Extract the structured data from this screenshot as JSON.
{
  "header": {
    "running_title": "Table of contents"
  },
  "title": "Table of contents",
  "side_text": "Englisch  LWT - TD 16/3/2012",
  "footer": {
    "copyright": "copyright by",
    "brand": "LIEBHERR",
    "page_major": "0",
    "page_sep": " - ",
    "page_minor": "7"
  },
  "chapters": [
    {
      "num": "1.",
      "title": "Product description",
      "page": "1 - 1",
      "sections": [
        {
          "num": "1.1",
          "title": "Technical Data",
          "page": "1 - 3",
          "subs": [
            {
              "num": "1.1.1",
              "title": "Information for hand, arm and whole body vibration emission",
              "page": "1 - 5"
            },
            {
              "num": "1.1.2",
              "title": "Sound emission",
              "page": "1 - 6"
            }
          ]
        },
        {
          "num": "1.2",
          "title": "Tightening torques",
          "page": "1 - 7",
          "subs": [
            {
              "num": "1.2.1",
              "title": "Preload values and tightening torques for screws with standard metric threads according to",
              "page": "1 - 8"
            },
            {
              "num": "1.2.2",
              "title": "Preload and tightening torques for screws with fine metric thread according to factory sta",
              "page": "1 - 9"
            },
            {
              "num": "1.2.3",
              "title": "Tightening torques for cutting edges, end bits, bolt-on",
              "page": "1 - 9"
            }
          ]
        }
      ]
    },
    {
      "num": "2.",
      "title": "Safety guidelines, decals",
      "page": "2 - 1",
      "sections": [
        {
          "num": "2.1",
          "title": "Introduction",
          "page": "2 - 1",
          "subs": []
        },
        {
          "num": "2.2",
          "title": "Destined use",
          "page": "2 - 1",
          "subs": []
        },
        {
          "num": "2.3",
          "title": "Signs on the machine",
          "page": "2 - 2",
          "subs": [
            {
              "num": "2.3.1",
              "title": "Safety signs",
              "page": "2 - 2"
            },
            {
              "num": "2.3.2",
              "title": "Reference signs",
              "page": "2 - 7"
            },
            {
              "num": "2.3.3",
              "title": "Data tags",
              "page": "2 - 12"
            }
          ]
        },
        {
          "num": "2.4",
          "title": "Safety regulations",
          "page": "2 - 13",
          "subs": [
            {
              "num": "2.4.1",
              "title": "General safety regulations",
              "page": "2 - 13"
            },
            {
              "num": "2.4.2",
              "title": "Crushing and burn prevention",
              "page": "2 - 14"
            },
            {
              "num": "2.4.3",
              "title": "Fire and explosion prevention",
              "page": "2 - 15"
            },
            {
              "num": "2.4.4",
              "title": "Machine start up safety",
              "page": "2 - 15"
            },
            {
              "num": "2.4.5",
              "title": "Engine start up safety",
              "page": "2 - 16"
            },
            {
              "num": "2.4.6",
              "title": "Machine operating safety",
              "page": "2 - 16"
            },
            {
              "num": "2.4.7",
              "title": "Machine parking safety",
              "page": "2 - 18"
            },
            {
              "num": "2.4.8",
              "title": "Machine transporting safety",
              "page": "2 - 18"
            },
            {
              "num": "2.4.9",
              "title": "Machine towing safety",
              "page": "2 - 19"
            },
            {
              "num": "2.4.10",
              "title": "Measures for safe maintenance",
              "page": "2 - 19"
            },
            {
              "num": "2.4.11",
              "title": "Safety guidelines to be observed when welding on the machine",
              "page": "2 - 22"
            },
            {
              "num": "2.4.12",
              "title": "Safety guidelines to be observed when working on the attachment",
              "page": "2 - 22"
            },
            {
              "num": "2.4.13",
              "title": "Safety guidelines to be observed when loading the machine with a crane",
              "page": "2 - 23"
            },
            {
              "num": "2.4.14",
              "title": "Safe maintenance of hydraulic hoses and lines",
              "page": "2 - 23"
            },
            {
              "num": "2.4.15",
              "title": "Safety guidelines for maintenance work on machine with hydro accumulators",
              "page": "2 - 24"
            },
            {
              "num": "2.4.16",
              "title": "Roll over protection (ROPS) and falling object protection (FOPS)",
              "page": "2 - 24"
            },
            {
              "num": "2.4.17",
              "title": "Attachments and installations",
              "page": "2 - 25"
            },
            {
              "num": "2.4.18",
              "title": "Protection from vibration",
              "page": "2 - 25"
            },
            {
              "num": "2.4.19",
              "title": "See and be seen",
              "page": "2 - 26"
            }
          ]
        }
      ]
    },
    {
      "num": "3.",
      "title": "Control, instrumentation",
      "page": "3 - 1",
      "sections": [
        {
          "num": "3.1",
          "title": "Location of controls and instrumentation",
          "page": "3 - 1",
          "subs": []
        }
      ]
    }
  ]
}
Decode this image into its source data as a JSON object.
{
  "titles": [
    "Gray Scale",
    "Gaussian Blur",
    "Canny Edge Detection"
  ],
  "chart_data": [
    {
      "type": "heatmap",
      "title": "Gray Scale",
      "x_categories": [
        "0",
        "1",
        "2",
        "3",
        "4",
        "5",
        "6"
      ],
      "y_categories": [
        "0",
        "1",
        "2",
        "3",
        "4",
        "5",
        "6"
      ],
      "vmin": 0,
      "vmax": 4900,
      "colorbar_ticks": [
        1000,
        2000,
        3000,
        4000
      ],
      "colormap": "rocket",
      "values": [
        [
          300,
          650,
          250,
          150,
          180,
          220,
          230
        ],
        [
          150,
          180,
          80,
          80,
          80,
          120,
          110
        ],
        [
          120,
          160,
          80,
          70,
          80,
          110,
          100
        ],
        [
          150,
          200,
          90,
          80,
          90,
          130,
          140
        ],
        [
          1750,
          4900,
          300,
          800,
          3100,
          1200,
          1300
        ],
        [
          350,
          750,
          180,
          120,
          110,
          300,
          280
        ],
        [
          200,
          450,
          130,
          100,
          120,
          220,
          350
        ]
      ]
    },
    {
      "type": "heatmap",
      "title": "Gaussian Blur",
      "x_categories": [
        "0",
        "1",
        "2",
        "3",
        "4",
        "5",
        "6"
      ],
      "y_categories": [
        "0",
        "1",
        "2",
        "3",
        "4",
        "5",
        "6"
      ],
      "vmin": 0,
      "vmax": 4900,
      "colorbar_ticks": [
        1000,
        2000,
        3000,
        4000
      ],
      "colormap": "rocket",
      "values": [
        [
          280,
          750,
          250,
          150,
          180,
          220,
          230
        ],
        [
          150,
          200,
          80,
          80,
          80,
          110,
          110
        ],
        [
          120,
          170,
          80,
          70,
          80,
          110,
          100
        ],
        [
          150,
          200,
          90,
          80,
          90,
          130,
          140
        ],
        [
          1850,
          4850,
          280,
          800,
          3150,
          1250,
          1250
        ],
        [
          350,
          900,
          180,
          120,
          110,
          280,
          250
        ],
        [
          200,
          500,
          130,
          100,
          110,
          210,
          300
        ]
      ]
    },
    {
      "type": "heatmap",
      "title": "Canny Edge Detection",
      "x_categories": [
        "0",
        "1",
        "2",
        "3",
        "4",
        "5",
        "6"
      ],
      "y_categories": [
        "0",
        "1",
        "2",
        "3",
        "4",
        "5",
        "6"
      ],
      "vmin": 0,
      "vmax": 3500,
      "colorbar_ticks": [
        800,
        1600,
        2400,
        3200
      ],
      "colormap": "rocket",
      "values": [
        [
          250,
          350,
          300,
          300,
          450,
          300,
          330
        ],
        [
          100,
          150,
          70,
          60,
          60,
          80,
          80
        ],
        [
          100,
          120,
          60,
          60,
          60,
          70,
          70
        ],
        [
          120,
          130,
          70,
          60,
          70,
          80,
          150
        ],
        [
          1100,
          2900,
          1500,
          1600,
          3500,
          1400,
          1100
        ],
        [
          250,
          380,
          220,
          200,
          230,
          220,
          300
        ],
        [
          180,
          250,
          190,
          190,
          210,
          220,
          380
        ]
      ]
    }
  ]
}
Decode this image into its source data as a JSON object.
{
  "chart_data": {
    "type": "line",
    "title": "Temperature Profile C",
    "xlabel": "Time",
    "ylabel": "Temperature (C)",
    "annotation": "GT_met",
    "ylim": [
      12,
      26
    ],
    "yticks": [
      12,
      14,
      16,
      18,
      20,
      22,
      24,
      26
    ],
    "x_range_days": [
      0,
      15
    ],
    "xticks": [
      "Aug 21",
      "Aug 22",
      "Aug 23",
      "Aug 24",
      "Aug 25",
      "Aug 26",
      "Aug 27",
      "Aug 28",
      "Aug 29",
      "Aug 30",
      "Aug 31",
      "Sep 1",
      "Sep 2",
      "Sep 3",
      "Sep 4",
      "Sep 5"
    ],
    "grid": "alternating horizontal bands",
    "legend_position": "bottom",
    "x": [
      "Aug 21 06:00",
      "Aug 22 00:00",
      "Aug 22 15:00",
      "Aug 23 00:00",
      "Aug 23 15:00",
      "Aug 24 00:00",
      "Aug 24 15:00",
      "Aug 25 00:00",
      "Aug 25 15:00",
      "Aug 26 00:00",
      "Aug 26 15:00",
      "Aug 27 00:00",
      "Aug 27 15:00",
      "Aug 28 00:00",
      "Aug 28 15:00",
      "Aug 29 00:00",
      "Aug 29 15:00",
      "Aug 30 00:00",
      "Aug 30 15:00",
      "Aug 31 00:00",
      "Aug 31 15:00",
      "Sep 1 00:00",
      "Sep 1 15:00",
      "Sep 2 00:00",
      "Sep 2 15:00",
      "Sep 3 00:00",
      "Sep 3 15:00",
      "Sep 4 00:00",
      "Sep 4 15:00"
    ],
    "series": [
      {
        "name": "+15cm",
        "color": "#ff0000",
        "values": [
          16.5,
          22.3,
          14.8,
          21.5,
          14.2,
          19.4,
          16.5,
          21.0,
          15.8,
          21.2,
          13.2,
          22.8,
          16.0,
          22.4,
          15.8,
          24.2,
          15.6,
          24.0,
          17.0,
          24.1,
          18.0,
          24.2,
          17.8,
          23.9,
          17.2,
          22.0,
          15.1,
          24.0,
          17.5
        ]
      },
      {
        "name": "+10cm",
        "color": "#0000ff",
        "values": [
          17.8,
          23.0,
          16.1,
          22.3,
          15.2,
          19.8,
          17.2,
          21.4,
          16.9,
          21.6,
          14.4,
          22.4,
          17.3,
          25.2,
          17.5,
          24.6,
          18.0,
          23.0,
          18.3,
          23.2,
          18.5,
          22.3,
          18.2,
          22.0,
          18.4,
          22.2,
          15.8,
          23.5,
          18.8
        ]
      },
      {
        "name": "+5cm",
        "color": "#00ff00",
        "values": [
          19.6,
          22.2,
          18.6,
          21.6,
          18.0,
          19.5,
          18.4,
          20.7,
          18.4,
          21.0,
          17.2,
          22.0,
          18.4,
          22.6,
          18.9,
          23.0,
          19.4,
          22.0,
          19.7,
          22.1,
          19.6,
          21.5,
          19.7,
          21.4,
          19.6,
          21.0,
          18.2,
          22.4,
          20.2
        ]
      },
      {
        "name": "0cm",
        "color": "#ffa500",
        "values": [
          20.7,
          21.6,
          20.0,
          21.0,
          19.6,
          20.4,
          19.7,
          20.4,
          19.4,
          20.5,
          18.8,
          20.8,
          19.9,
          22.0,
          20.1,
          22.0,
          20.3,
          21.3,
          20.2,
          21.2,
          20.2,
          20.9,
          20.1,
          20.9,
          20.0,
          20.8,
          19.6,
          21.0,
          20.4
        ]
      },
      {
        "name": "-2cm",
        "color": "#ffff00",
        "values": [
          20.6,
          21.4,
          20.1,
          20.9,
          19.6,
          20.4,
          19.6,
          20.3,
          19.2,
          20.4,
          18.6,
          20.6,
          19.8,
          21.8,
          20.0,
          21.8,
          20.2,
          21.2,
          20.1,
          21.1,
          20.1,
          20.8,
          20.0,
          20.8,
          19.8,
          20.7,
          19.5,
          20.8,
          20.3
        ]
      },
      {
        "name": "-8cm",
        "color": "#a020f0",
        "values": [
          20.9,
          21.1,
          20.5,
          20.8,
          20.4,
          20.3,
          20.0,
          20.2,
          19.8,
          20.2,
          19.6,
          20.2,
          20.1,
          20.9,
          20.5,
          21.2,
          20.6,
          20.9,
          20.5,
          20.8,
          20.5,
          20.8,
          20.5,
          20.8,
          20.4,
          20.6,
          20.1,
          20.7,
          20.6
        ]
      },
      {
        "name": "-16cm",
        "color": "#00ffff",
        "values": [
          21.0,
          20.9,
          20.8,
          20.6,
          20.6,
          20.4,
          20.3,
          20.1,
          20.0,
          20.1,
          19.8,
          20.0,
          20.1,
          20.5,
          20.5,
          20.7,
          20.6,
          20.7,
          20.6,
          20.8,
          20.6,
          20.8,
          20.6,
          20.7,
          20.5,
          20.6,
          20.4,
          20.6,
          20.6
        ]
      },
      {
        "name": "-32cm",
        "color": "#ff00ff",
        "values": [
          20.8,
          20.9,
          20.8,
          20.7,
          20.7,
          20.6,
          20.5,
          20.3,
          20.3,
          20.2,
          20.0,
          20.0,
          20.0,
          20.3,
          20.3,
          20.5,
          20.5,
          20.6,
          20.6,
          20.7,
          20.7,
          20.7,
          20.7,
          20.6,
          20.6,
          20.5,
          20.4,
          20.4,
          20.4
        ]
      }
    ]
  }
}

▶ [Exercise objective]
Read through the entries and copy every line that includes "maintenance".

▶ [Problem solution]
              "title": "Measures for safe maintenance",
              "title": "Safe maintenance of hydraulic hoses and lines",
              "title": "Safety guidelines for maintenance work on machine with hydro accumulators",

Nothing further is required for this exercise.